WHAT IS NEEDED |
Your task is to extract every entry that follows word for word while excluding the pictures.

______________________________

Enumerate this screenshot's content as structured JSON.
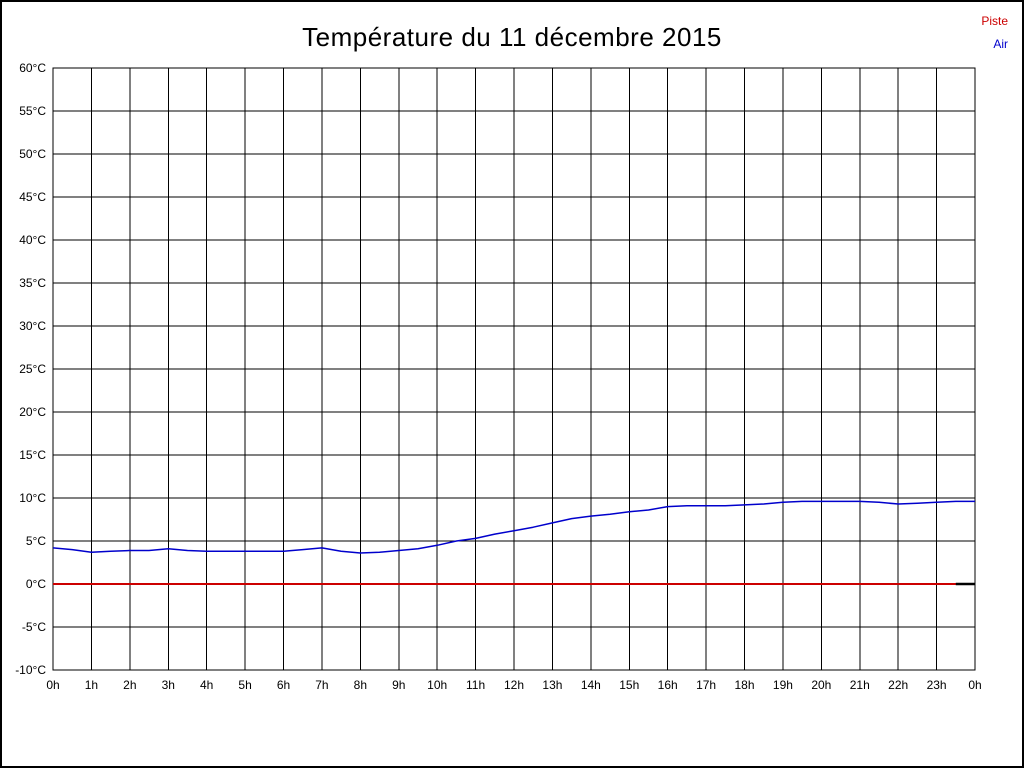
{
  "page": {
    "background": "#ffffff",
    "border_color": "#000000",
    "grid_color": "#000000",
    "text_color": "#000000"
  },
  "legend": {
    "piste": "Piste",
    "air": "Air",
    "piste_color": "#cc0000",
    "air_color": "#0000cc"
  },
  "chart_data": {
    "type": "line",
    "title": "Température du 11 décembre 2015",
    "xlabel": "",
    "ylabel": "",
    "xlim": [
      0,
      24
    ],
    "ylim": [
      -10,
      60
    ],
    "grid": true,
    "legend_position": "top-right",
    "x_ticks": [
      "0h",
      "1h",
      "2h",
      "3h",
      "4h",
      "5h",
      "6h",
      "7h",
      "8h",
      "9h",
      "10h",
      "11h",
      "12h",
      "13h",
      "14h",
      "15h",
      "16h",
      "17h",
      "18h",
      "19h",
      "20h",
      "21h",
      "22h",
      "23h",
      "0h"
    ],
    "y_ticks": [
      "60°C",
      "55°C",
      "50°C",
      "45°C",
      "40°C",
      "35°C",
      "30°C",
      "25°C",
      "20°C",
      "15°C",
      "10°C",
      "5°C",
      "0°C",
      "-5°C",
      "-10°C"
    ],
    "series": [
      {
        "name": "Piste",
        "color": "#cc0000",
        "width": 2,
        "x": [
          0,
          24
        ],
        "values": [
          0,
          0
        ]
      },
      {
        "name": "Air",
        "color": "#0000cc",
        "width": 1.5,
        "x": [
          0,
          0.5,
          1,
          1.5,
          2,
          2.5,
          3,
          3.5,
          4,
          4.5,
          5,
          5.5,
          6,
          6.5,
          7,
          7.5,
          8,
          8.5,
          9,
          9.5,
          10,
          10.5,
          11,
          11.5,
          12,
          12.5,
          13,
          13.5,
          14,
          14.5,
          15,
          15.5,
          16,
          16.5,
          17,
          17.5,
          18,
          18.5,
          19,
          19.5,
          20,
          20.5,
          21,
          21.5,
          22,
          22.5,
          23,
          23.5,
          24
        ],
        "values": [
          4.2,
          4.0,
          3.7,
          3.8,
          3.9,
          3.9,
          4.1,
          3.9,
          3.8,
          3.8,
          3.8,
          3.8,
          3.8,
          4.0,
          4.2,
          3.8,
          3.6,
          3.7,
          3.9,
          4.1,
          4.5,
          5.0,
          5.3,
          5.8,
          6.2,
          6.6,
          7.1,
          7.6,
          7.9,
          8.1,
          8.4,
          8.6,
          9.0,
          9.1,
          9.1,
          9.1,
          9.2,
          9.3,
          9.5,
          9.6,
          9.6,
          9.6,
          9.6,
          9.5,
          9.3,
          9.4,
          9.5,
          9.6,
          9.6
        ]
      },
      {
        "name": "End-Marker",
        "color": "#000000",
        "width": 2.5,
        "x": [
          23.5,
          24
        ],
        "values": [
          0,
          0
        ]
      }
    ]
  }
}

______________________________

FINAL RESULT |
Enumerate this screenshot's content as structured JSON.
{
  "page": {
    "background": "#ffffff",
    "border_color": "#000000",
    "grid_color": "#000000",
    "text_color": "#000000"
  },
  "legend": {
    "piste": "Piste",
    "air": "Air",
    "piste_color": "#cc0000",
    "air_color": "#0000cc"
  },
  "chart_data": {
    "type": "line",
    "title": "Température du 11 décembre 2015",
    "xlabel": "",
    "ylabel": "",
    "xlim": [
      0,
      24
    ],
    "ylim": [
      -10,
      60
    ],
    "grid": true,
    "legend_position": "top-right",
    "x_ticks": [
      "0h",
      "1h",
      "2h",
      "3h",
      "4h",
      "5h",
      "6h",
      "7h",
      "8h",
      "9h",
      "10h",
      "11h",
      "12h",
      "13h",
      "14h",
      "15h",
      "16h",
      "17h",
      "18h",
      "19h",
      "20h",
      "21h",
      "22h",
      "23h",
      "0h"
    ],
    "y_ticks": [
      "60°C",
      "55°C",
      "50°C",
      "45°C",
      "40°C",
      "35°C",
      "30°C",
      "25°C",
      "20°C",
      "15°C",
      "10°C",
      "5°C",
      "0°C",
      "-5°C",
      "-10°C"
    ],
    "series": [
      {
        "name": "Piste",
        "color": "#cc0000",
        "width": 2,
        "x": [
          0,
          24
        ],
        "values": [
          0,
          0
        ]
      },
      {
        "name": "Air",
        "color": "#0000cc",
        "width": 1.5,
        "x": [
          0,
          0.5,
          1,
          1.5,
          2,
          2.5,
          3,
          3.5,
          4,
          4.5,
          5,
          5.5,
          6,
          6.5,
          7,
          7.5,
          8,
          8.5,
          9,
          9.5,
          10,
          10.5,
          11,
          11.5,
          12,
          12.5,
          13,
          13.5,
          14,
          14.5,
          15,
          15.5,
          16,
          16.5,
          17,
          17.5,
          18,
          18.5,
          19,
          19.5,
          20,
          20.5,
          21,
          21.5,
          22,
          22.5,
          23,
          23.5,
          24
        ],
        "values": [
          4.2,
          4.0,
          3.7,
          3.8,
          3.9,
          3.9,
          4.1,
          3.9,
          3.8,
          3.8,
          3.8,
          3.8,
          3.8,
          4.0,
          4.2,
          3.8,
          3.6,
          3.7,
          3.9,
          4.1,
          4.5,
          5.0,
          5.3,
          5.8,
          6.2,
          6.6,
          7.1,
          7.6,
          7.9,
          8.1,
          8.4,
          8.6,
          9.0,
          9.1,
          9.1,
          9.1,
          9.2,
          9.3,
          9.5,
          9.6,
          9.6,
          9.6,
          9.6,
          9.5,
          9.3,
          9.4,
          9.5,
          9.6,
          9.6
        ]
      },
      {
        "name": "End-Marker",
        "color": "#000000",
        "width": 2.5,
        "x": [
          23.5,
          24
        ],
        "values": [
          0,
          0
        ]
      }
    ]
  }
}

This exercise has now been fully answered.